■ RECORD SET ■
☆ ☆ ☆ ☆ ☆
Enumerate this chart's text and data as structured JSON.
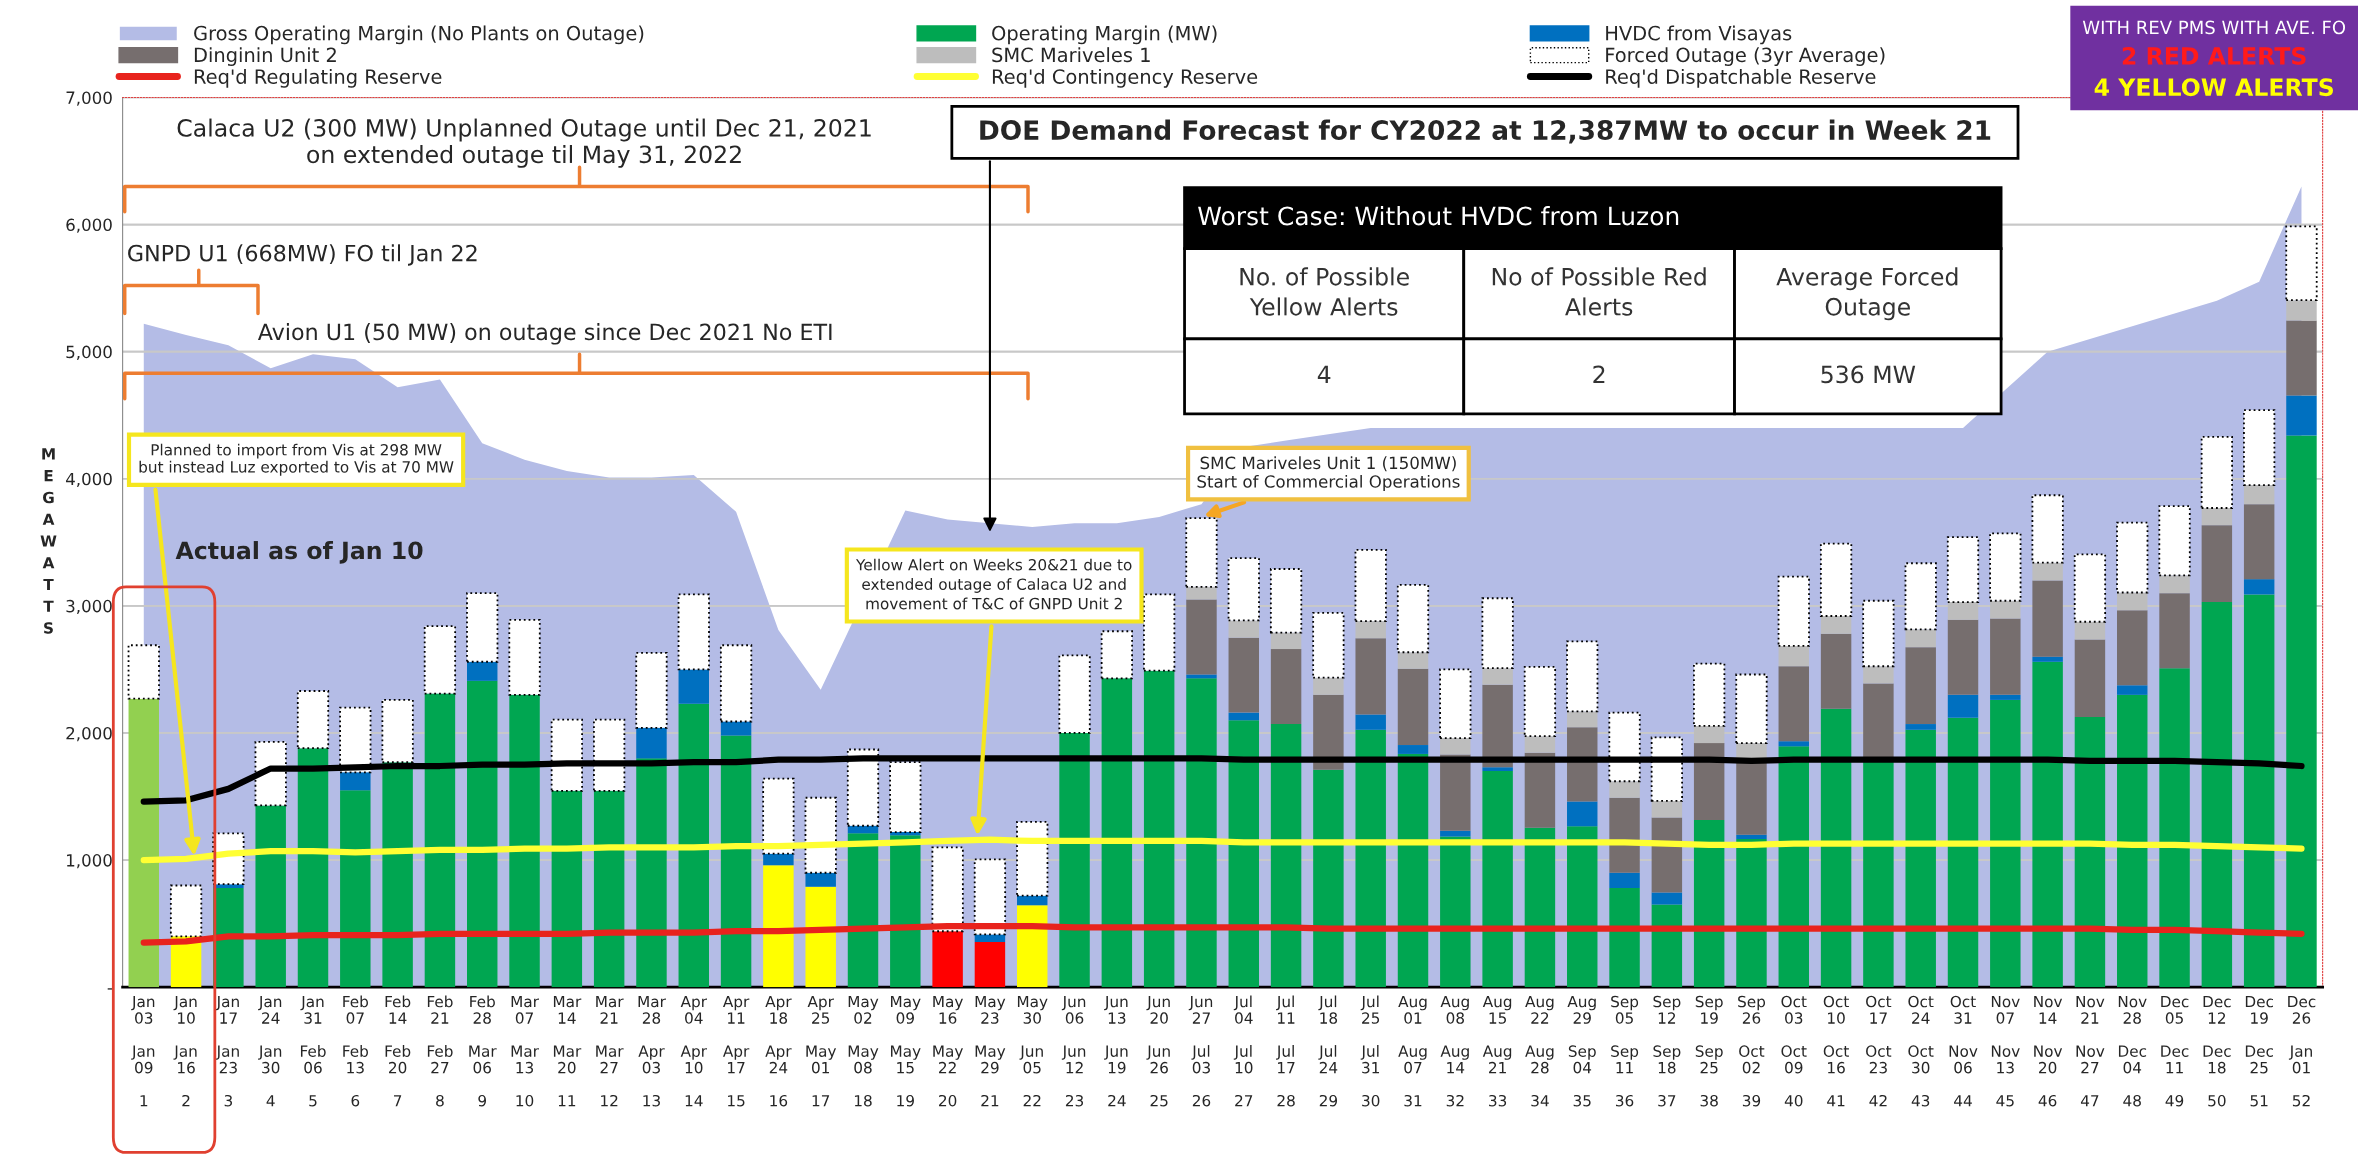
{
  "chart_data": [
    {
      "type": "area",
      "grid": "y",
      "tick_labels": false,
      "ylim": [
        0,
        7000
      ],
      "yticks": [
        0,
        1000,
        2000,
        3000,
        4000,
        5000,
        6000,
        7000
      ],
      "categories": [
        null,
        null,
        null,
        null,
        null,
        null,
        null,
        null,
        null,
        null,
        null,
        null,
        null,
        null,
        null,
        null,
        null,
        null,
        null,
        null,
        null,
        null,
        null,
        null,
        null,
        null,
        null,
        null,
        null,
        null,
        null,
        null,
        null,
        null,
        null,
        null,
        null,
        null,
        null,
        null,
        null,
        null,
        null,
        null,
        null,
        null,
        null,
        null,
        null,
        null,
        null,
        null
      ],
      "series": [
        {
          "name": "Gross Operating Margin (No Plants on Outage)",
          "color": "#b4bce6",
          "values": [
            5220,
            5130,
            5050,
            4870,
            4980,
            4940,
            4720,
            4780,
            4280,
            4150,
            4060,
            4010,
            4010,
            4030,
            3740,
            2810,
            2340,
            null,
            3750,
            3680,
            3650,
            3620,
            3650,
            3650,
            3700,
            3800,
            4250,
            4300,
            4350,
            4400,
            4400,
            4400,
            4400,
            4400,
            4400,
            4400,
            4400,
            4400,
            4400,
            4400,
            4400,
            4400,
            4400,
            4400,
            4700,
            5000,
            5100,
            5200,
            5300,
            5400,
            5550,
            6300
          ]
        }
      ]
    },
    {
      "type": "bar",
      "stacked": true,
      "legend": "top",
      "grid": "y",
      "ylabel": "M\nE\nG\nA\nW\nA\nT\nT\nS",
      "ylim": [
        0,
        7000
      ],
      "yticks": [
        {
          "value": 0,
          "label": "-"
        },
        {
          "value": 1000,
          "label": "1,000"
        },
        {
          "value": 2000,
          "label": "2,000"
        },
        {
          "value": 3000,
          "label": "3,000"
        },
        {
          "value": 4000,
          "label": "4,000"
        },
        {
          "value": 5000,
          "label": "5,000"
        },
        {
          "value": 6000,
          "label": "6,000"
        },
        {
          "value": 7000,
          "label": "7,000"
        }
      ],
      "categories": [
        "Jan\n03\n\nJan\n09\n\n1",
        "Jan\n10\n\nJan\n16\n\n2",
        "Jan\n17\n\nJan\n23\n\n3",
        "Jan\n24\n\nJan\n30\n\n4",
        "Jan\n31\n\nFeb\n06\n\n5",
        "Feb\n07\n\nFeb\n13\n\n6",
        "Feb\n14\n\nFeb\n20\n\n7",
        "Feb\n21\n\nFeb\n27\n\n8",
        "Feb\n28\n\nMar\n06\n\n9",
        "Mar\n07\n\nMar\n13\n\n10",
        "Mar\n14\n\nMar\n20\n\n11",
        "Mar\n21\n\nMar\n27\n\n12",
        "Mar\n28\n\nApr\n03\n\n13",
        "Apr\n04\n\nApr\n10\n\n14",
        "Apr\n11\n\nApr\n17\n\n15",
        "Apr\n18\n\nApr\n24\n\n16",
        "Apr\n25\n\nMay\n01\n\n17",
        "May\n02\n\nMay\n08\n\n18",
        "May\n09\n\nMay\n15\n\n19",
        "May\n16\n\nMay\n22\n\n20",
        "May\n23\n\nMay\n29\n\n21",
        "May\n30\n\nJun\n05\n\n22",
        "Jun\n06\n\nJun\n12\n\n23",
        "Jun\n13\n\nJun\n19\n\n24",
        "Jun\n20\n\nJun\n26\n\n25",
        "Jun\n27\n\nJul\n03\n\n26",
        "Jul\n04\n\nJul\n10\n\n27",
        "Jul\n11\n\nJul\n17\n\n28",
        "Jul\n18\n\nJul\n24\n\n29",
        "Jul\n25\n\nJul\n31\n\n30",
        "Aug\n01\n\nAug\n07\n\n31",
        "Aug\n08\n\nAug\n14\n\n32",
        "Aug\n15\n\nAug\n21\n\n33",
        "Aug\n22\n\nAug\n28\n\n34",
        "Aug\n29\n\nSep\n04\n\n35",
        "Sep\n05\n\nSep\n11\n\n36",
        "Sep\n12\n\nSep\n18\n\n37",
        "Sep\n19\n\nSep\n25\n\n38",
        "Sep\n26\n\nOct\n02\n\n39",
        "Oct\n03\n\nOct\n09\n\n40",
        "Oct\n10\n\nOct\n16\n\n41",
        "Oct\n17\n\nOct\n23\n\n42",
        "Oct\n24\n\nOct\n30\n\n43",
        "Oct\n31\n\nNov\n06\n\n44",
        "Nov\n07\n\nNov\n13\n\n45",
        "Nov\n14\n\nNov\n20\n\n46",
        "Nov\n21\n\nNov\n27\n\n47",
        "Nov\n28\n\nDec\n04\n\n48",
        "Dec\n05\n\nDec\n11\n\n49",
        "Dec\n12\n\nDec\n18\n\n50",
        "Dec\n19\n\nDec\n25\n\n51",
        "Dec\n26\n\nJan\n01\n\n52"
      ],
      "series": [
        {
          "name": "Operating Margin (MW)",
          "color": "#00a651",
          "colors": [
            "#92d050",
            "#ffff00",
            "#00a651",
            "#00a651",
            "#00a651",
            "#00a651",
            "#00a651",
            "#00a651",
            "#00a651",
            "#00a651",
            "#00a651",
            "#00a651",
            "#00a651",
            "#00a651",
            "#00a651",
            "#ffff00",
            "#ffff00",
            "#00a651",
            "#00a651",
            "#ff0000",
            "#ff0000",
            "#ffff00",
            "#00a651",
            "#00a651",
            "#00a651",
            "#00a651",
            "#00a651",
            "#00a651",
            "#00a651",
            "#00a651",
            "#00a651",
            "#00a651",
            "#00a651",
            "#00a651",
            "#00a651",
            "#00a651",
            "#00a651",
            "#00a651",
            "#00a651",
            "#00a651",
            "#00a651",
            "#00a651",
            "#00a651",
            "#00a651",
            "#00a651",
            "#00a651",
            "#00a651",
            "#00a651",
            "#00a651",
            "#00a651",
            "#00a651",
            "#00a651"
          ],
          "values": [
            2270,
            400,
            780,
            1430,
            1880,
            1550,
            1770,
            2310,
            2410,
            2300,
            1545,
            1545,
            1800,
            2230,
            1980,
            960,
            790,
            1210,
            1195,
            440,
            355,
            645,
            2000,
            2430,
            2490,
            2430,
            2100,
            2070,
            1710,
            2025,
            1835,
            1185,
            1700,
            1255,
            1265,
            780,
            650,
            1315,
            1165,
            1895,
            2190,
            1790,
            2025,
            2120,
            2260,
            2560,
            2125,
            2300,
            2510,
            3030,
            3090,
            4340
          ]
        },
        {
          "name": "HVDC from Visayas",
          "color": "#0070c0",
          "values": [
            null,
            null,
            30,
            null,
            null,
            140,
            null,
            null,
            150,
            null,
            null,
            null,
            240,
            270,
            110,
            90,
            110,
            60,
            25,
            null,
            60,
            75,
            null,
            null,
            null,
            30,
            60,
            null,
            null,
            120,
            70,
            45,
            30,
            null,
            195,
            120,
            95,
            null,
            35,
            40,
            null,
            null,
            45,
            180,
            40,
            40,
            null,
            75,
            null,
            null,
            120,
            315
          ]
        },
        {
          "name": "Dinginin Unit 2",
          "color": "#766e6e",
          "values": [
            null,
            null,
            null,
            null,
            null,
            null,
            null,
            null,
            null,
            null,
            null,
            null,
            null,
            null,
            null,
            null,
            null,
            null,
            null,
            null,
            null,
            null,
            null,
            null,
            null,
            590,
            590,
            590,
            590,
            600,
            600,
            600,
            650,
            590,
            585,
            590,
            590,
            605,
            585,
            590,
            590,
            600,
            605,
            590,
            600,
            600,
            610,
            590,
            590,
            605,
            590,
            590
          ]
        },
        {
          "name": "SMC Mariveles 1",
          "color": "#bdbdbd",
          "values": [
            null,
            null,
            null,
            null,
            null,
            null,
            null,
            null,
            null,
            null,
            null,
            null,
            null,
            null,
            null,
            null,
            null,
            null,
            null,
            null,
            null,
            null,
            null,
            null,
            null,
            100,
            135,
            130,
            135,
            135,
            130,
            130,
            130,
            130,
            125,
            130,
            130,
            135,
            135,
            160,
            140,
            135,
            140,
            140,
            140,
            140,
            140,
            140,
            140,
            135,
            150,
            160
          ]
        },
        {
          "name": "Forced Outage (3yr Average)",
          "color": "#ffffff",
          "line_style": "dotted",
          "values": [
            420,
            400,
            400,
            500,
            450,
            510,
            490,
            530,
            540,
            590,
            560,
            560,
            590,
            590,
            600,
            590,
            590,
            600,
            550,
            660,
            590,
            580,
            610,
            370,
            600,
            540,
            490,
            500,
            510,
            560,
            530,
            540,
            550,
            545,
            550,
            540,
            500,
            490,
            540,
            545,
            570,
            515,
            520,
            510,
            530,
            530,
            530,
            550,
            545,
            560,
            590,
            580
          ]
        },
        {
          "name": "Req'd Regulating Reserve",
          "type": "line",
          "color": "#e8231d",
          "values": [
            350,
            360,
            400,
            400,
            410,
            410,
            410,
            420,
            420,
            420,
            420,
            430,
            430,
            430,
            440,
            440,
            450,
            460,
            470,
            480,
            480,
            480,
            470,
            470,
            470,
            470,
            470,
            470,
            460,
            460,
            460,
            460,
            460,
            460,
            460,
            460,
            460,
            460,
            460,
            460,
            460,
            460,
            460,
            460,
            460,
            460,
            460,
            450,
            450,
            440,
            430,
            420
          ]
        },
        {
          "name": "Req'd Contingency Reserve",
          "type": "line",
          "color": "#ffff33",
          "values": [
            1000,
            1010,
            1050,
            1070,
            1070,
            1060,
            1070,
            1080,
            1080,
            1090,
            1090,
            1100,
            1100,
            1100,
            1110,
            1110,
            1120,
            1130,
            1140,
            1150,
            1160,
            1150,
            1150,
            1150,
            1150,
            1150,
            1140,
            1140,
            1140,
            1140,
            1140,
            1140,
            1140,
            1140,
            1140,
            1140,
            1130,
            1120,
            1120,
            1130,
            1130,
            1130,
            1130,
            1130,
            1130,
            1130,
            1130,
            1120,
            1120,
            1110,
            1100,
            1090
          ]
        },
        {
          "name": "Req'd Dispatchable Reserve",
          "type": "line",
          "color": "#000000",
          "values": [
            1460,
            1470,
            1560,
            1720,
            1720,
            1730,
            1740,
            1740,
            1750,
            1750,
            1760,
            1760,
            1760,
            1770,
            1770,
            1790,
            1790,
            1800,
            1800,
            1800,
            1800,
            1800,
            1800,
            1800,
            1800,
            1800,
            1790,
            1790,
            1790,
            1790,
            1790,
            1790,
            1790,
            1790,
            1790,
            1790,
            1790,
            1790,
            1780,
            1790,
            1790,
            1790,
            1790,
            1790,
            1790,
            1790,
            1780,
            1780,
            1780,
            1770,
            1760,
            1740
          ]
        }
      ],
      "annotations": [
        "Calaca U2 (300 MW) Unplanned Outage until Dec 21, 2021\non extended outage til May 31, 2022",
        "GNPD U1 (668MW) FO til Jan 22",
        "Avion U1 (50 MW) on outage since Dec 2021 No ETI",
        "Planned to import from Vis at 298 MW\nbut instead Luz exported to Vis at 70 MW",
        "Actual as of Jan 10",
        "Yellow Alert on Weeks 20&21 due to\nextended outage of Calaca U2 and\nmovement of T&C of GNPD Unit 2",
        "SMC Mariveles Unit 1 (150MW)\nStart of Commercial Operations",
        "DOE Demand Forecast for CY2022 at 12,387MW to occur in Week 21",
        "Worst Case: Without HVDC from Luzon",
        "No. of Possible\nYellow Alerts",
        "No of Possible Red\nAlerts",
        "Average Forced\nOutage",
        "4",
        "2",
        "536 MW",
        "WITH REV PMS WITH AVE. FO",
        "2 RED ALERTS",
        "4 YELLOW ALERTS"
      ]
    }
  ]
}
☆ ☆ ☆ ☆ ☆
■ STATED GOAL ■
Copy out every line of the listing that includes the string "nJul".

■ TASK RESULT ■
        "Jun\n27\n\nJul\n03\n\n26",
        "Jul\n04\n\nJul\n10\n\n27",
        "Jul\n11\n\nJul\n17\n\n28",
        "Jul\n18\n\nJul\n24\n\n29",
        "Jul\n25\n\nJul\n31\n\n30",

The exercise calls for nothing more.